- **WHAT THE TASK REQUIRES**
Give back the full listing, character for character, with no pictures.

- **ENTRIES SUPPLIED**
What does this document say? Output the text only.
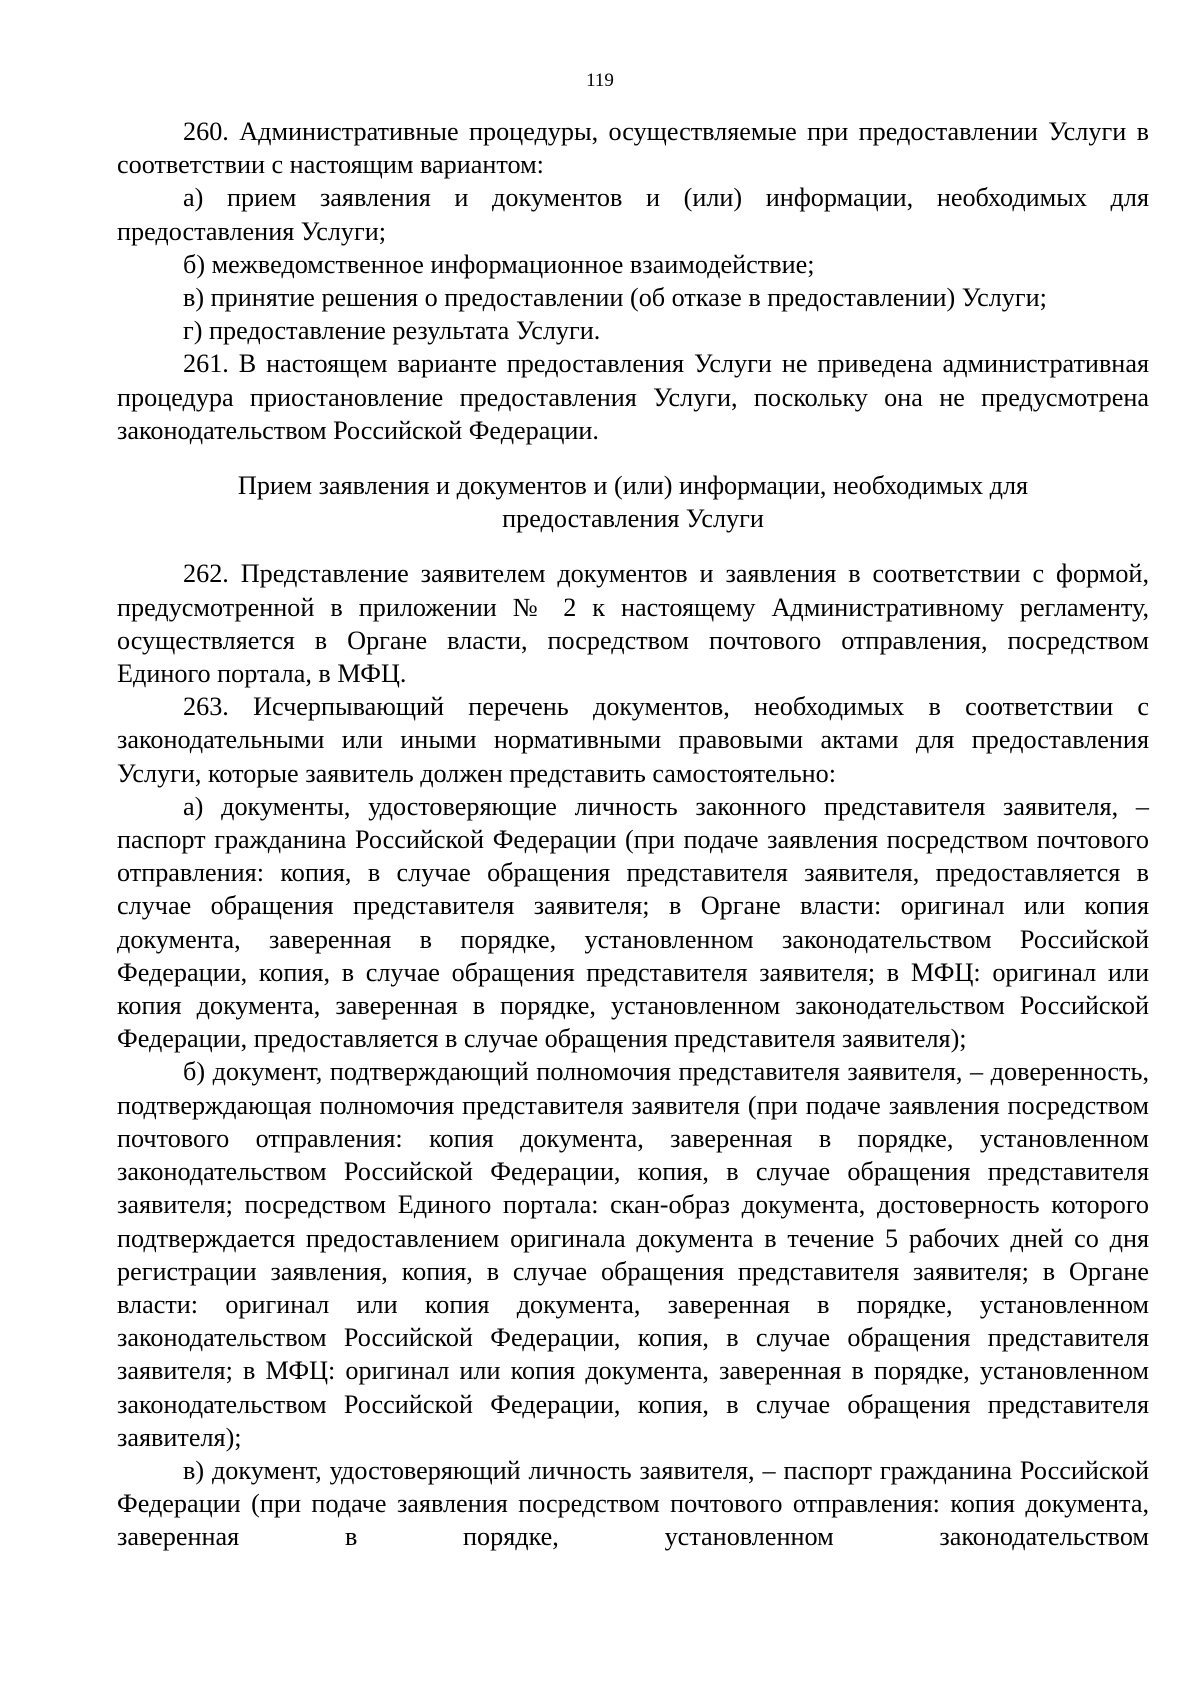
119

260. Административные процедуры, осуществляемые при предоставлении Услуги в соответствии с настоящим вариантом:

а) прием заявления и документов и (или) информации, необходимых для предоставления Услуги;

б) межведомственное информационное взаимодействие;

в) принятие решения о предоставлении (об отказе в предоставлении) Услуги;

г) предоставление результата Услуги.

261. В настоящем варианте предоставления Услуги не приведена административная процедура приостановление предоставления Услуги, поскольку она не предусмотрена законодательством Российской Федерации.

Прием заявления и документов и (или) информации, необходимых для предоставления Услуги

262. Представление заявителем документов и заявления в соответствии с формой, предусмотренной в приложении № 2 к настоящему Административному регламенту, осуществляется в Органе власти, посредством почтового отправления, посредством Единого портала, в МФЦ.

263. Исчерпывающий перечень документов, необходимых в соответствии с законодательными или иными нормативными правовыми актами для предоставления Услуги, которые заявитель должен представить самостоятельно:

а) документы, удостоверяющие личность законного представителя заявителя, – паспорт гражданина Российской Федерации (при подаче заявления посредством почтового отправления: копия, в случае обращения представителя заявителя, предоставляется в случае обращения представителя заявителя; в Органе власти: оригинал или копия документа, заверенная в порядке, установленном законодательством Российской Федерации, копия, в случае обращения представителя заявителя; в МФЦ: оригинал или копия документа, заверенная в порядке, установленном законодательством Российской Федерации, предоставляется в случае обращения представителя заявителя);

б) документ, подтверждающий полномочия представителя заявителя, – доверенность, подтверждающая полномочия представителя заявителя (при подаче заявления посредством почтового отправления: копия документа, заверенная в порядке, установленном законодательством Российской Федерации, копия, в случае обращения представителя заявителя; посредством Единого портала: скан-образ документа, достоверность которого подтверждается предоставлением оригинала документа в течение 5 рабочих дней со дня регистрации заявления, копия, в случае обращения представителя заявителя; в Органе власти: оригинал или копия документа, заверенная в порядке, установленном законодательством Российской Федерации, копия, в случае обращения представителя заявителя; в МФЦ: оригинал или копия документа, заверенная в порядке, установленном законодательством Российской Федерации, копия, в случае обращения представителя заявителя);

в) документ, удостоверяющий личность заявителя, – паспорт гражданина Российской Федерации (при подаче заявления посредством почтового отправления: копия документа, заверенная в порядке, установленном законодательством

- **FINISHED EXERCISE**
What does this document say? Output the text only.
119

260. Административные процедуры, осуществляемые при предоставлении Услуги в соответствии с настоящим вариантом:

а) прием заявления и документов и (или) информации, необходимых для предоставления Услуги;

б) межведомственное информационное взаимодействие;

в) принятие решения о предоставлении (об отказе в предоставлении) Услуги;

г) предоставление результата Услуги.

261. В настоящем варианте предоставления Услуги не приведена административная процедура приостановление предоставления Услуги, поскольку она не предусмотрена законодательством Российской Федерации.

Прием заявления и документов и (или) информации, необходимых для предоставления Услуги

262. Представление заявителем документов и заявления в соответствии с формой, предусмотренной в приложении № 2 к настоящему Административному регламенту, осуществляется в Органе власти, посредством почтового отправления, посредством Единого портала, в МФЦ.

263. Исчерпывающий перечень документов, необходимых в соответствии с законодательными или иными нормативными правовыми актами для предоставления Услуги, которые заявитель должен представить самостоятельно:

а) документы, удостоверяющие личность законного представителя заявителя, – паспорт гражданина Российской Федерации (при подаче заявления посредством почтового отправления: копия, в случае обращения представителя заявителя, предоставляется в случае обращения представителя заявителя; в Органе власти: оригинал или копия документа, заверенная в порядке, установленном законодательством Российской Федерации, копия, в случае обращения представителя заявителя; в МФЦ: оригинал или копия документа, заверенная в порядке, установленном законодательством Российской Федерации, предоставляется в случае обращения представителя заявителя);

б) документ, подтверждающий полномочия представителя заявителя, – доверенность, подтверждающая полномочия представителя заявителя (при подаче заявления посредством почтового отправления: копия документа, заверенная в порядке, установленном законодательством Российской Федерации, копия, в случае обращения представителя заявителя; посредством Единого портала: скан-образ документа, достоверность которого подтверждается предоставлением оригинала документа в течение 5 рабочих дней со дня регистрации заявления, копия, в случае обращения представителя заявителя; в Органе власти: оригинал или копия документа, заверенная в порядке, установленном законодательством Российской Федерации, копия, в случае обращения представителя заявителя; в МФЦ: оригинал или копия документа, заверенная в порядке, установленном законодательством Российской Федерации, копия, в случае обращения представителя заявителя);

в) документ, удостоверяющий личность заявителя, – паспорт гражданина Российской Федерации (при подаче заявления посредством почтового отправления: копия документа, заверенная в порядке, установленном законодательством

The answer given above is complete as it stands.